* [Aim] Copy each line below in which the string "Xyro" occurs.

* [Records to process]
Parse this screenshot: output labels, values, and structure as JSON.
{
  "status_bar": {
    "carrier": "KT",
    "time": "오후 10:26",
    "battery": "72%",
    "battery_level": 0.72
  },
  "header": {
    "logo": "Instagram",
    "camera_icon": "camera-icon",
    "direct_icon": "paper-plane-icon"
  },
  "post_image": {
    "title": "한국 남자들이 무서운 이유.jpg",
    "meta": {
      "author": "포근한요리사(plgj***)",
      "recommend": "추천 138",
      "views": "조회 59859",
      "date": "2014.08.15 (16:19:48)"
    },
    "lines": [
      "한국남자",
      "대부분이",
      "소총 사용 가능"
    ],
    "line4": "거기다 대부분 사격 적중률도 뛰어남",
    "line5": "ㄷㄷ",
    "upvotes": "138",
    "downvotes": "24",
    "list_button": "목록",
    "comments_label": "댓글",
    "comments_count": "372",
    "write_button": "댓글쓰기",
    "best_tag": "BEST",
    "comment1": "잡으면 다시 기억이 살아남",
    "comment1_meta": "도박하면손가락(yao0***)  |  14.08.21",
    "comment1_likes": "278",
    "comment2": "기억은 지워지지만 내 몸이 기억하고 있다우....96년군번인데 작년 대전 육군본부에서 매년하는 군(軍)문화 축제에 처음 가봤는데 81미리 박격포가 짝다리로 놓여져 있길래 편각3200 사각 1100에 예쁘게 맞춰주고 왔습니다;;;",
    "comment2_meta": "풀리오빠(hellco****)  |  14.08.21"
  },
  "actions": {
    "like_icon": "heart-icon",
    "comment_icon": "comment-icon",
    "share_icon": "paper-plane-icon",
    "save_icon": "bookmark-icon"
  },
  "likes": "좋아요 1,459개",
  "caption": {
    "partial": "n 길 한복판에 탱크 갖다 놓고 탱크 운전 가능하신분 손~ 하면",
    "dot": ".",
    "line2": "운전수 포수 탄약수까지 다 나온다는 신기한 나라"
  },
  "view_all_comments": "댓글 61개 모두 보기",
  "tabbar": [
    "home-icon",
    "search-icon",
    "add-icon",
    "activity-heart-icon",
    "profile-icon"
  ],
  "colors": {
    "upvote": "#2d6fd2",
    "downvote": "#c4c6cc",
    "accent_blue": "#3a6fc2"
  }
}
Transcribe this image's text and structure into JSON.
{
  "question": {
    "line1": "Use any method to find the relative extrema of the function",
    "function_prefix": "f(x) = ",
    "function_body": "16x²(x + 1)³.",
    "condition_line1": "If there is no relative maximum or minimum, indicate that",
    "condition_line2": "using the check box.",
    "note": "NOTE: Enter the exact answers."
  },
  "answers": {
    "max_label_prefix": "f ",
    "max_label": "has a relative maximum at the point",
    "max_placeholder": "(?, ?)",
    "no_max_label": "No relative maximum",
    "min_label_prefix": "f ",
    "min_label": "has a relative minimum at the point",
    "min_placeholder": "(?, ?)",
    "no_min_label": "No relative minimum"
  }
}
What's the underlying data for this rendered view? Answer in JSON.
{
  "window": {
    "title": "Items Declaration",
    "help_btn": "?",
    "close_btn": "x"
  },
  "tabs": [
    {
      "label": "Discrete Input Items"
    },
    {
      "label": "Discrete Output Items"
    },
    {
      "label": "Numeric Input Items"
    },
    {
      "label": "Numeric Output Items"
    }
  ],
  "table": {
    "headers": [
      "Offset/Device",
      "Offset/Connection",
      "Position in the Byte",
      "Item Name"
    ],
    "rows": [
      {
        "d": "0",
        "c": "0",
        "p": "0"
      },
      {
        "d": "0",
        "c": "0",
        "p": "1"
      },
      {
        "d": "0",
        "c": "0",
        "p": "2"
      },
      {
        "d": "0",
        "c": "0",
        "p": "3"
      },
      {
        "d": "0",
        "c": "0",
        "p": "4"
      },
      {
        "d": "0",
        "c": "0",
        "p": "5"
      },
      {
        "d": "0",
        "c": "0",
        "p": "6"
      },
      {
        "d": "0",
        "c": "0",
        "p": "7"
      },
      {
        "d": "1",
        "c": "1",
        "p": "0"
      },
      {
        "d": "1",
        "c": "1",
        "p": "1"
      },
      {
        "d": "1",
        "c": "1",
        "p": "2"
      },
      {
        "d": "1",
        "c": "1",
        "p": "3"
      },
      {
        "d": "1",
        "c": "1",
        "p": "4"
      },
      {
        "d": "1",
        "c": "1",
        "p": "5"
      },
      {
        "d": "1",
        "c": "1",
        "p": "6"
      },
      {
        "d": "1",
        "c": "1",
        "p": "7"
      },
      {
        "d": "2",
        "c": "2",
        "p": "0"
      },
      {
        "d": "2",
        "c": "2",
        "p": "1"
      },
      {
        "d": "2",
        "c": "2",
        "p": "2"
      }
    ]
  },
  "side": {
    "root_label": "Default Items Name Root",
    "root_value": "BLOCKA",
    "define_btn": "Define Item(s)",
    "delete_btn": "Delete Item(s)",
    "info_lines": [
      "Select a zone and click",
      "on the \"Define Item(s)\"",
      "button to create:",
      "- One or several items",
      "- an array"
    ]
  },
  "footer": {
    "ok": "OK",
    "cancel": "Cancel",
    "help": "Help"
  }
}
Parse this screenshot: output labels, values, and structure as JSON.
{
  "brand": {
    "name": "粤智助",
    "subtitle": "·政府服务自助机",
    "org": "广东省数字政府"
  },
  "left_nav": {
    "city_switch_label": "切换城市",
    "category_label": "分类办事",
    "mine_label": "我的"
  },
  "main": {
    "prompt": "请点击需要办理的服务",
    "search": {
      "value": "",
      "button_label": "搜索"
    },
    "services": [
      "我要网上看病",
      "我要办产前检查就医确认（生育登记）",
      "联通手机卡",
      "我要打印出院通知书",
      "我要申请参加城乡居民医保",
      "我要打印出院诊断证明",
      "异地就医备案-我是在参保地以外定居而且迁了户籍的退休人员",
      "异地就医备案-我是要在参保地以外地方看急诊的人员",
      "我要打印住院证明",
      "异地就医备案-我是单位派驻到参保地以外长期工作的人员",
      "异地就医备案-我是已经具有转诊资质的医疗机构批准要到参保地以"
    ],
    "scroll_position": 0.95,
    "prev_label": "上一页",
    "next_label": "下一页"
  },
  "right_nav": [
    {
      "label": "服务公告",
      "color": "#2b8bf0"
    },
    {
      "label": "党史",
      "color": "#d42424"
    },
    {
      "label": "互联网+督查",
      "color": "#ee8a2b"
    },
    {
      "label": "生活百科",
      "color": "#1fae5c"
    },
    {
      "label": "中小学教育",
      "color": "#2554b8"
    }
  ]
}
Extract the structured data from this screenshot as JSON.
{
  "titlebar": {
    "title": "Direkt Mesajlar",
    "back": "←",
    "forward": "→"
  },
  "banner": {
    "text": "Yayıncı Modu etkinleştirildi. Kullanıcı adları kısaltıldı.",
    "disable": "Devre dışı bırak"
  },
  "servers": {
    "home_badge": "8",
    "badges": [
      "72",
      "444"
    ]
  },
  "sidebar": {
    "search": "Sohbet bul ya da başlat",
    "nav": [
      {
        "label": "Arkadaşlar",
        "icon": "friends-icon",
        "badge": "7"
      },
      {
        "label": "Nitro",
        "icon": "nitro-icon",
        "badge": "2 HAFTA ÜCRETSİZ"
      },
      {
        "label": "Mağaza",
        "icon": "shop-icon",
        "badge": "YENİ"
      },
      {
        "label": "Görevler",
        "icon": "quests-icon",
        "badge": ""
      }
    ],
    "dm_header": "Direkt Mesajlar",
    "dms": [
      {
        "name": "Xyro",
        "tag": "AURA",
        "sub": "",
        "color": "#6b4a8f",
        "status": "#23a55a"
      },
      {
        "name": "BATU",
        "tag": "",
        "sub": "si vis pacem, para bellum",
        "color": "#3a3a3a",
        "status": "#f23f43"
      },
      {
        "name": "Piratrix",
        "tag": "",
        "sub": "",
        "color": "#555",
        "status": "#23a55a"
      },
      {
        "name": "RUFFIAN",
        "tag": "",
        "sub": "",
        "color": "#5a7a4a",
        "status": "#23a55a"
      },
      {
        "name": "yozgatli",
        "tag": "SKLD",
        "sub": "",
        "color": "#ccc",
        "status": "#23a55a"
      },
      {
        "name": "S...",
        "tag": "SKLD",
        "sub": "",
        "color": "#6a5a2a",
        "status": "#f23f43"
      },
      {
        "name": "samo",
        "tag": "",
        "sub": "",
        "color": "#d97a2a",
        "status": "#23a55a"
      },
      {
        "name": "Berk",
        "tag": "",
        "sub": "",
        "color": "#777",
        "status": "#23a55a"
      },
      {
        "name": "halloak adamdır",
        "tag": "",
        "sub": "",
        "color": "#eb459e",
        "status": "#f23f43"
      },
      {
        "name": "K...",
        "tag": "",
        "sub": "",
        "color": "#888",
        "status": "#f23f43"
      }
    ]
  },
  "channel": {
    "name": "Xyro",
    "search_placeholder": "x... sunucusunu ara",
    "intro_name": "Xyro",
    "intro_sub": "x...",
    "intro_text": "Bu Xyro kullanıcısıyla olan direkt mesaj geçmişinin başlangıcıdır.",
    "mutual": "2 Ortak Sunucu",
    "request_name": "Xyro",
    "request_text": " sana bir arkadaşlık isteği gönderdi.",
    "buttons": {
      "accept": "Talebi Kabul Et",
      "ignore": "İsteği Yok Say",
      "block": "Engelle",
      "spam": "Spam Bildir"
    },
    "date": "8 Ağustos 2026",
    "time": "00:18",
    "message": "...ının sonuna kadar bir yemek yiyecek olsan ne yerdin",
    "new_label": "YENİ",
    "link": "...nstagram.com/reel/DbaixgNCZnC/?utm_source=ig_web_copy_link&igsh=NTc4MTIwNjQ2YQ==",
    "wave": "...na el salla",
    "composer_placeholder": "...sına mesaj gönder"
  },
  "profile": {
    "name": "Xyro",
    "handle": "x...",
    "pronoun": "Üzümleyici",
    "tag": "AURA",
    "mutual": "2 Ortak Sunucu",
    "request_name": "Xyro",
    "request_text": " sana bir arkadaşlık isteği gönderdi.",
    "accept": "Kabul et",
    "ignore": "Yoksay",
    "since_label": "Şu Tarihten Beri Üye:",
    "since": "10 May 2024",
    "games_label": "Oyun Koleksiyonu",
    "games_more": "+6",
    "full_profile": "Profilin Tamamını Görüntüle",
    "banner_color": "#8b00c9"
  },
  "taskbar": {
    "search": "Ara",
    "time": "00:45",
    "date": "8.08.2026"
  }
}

* [The solution]
        "name": "Xyro",
    "name": "Xyro",
    "intro_name": "Xyro",
    "intro_text": "Bu Xyro kullanıcısıyla olan direkt mesaj geçmişinin başlangıcıdır.",
    "request_name": "Xyro",
    "name": "Xyro",
    "request_name": "Xyro",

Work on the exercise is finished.